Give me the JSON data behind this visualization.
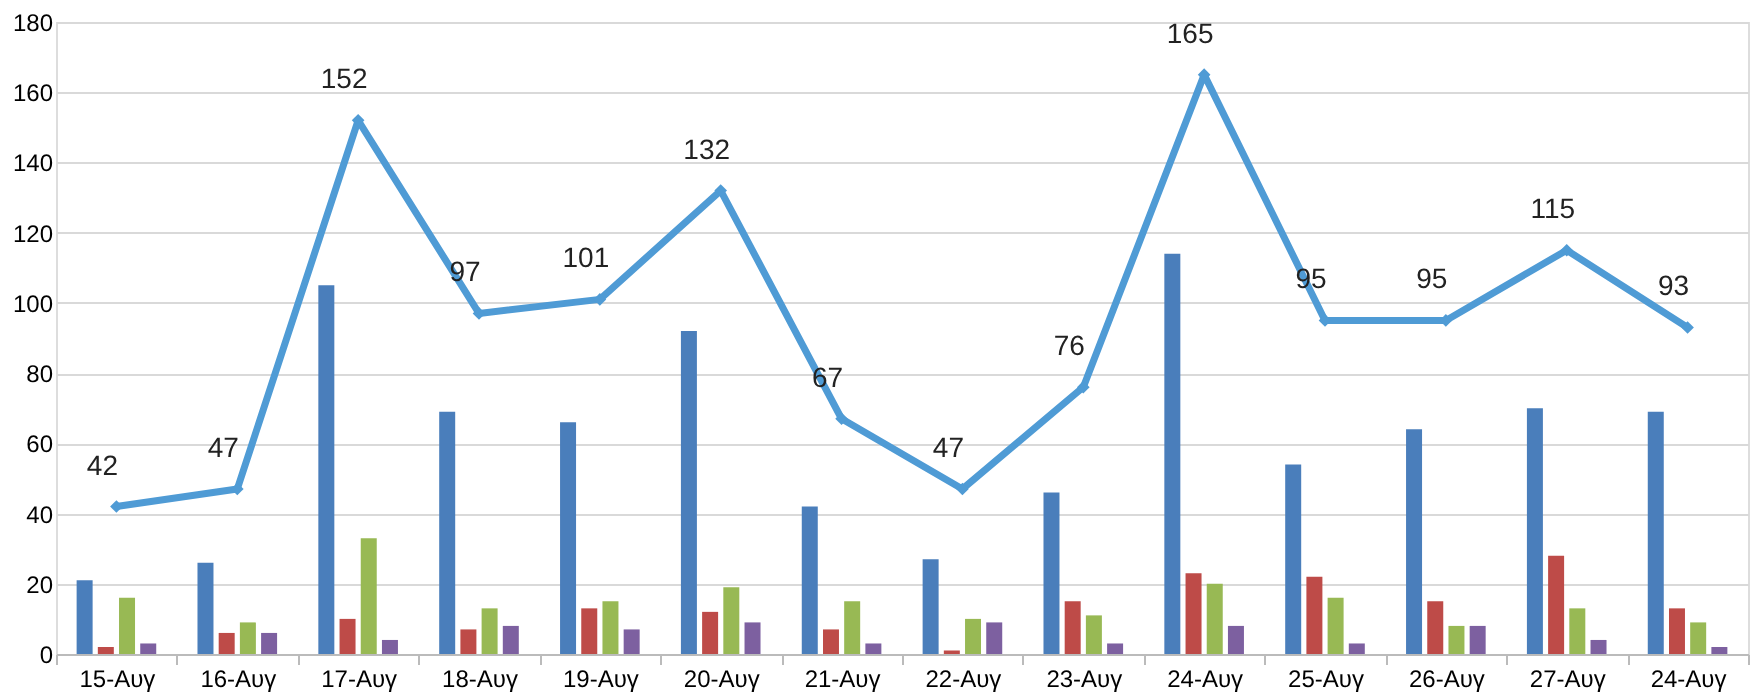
{
  "chart_data": {
    "type": "bar",
    "categories": [
      "15-Αυγ",
      "16-Αυγ",
      "17-Αυγ",
      "18-Αυγ",
      "19-Αυγ",
      "20-Αυγ",
      "21-Αυγ",
      "22-Αυγ",
      "23-Αυγ",
      "24-Αυγ",
      "25-Αυγ",
      "26-Αυγ",
      "27-Αυγ",
      "24-Αυγ"
    ],
    "series": [
      {
        "color": "#4a7ebb",
        "values": [
          21,
          26,
          105,
          69,
          66,
          92,
          42,
          27,
          46,
          114,
          54,
          64,
          70,
          69
        ]
      },
      {
        "color": "#be4b48",
        "values": [
          2,
          6,
          10,
          7,
          13,
          12,
          7,
          1,
          15,
          23,
          22,
          15,
          28,
          13
        ]
      },
      {
        "color": "#98b954",
        "values": [
          16,
          9,
          33,
          13,
          15,
          19,
          15,
          10,
          11,
          20,
          16,
          8,
          13,
          9
        ]
      },
      {
        "color": "#7d60a0",
        "values": [
          3,
          6,
          4,
          8,
          7,
          9,
          3,
          9,
          3,
          8,
          3,
          8,
          4,
          2
        ]
      },
      {
        "type": "line",
        "color": "#4f9bd5",
        "marker": "diamond",
        "values": [
          42,
          47,
          152,
          97,
          101,
          132,
          67,
          47,
          76,
          165,
          95,
          95,
          115,
          93
        ],
        "value_labels": [
          "42",
          "47",
          "152",
          "97",
          "101",
          "132",
          "67",
          "47",
          "76",
          "165",
          "95",
          "95",
          "115",
          "93"
        ]
      }
    ],
    "ylim": [
      0,
      180
    ],
    "yticks": [
      0,
      20,
      40,
      60,
      80,
      100,
      120,
      140,
      160,
      180
    ],
    "grid": "y"
  }
}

########################################

◆ SHORT EXERCISE ◆
Write out the whole listing again, exactly, with no pictures.

◆ FULL RESPONSE ◆
Give me the JSON data behind this visualization.
{
  "chart_data": {
    "type": "bar",
    "categories": [
      "15-Αυγ",
      "16-Αυγ",
      "17-Αυγ",
      "18-Αυγ",
      "19-Αυγ",
      "20-Αυγ",
      "21-Αυγ",
      "22-Αυγ",
      "23-Αυγ",
      "24-Αυγ",
      "25-Αυγ",
      "26-Αυγ",
      "27-Αυγ",
      "24-Αυγ"
    ],
    "series": [
      {
        "color": "#4a7ebb",
        "values": [
          21,
          26,
          105,
          69,
          66,
          92,
          42,
          27,
          46,
          114,
          54,
          64,
          70,
          69
        ]
      },
      {
        "color": "#be4b48",
        "values": [
          2,
          6,
          10,
          7,
          13,
          12,
          7,
          1,
          15,
          23,
          22,
          15,
          28,
          13
        ]
      },
      {
        "color": "#98b954",
        "values": [
          16,
          9,
          33,
          13,
          15,
          19,
          15,
          10,
          11,
          20,
          16,
          8,
          13,
          9
        ]
      },
      {
        "color": "#7d60a0",
        "values": [
          3,
          6,
          4,
          8,
          7,
          9,
          3,
          9,
          3,
          8,
          3,
          8,
          4,
          2
        ]
      },
      {
        "type": "line",
        "color": "#4f9bd5",
        "marker": "diamond",
        "values": [
          42,
          47,
          152,
          97,
          101,
          132,
          67,
          47,
          76,
          165,
          95,
          95,
          115,
          93
        ],
        "value_labels": [
          "42",
          "47",
          "152",
          "97",
          "101",
          "132",
          "67",
          "47",
          "76",
          "165",
          "95",
          "95",
          "115",
          "93"
        ]
      }
    ],
    "ylim": [
      0,
      180
    ],
    "yticks": [
      0,
      20,
      40,
      60,
      80,
      100,
      120,
      140,
      160,
      180
    ],
    "grid": "y"
  }
}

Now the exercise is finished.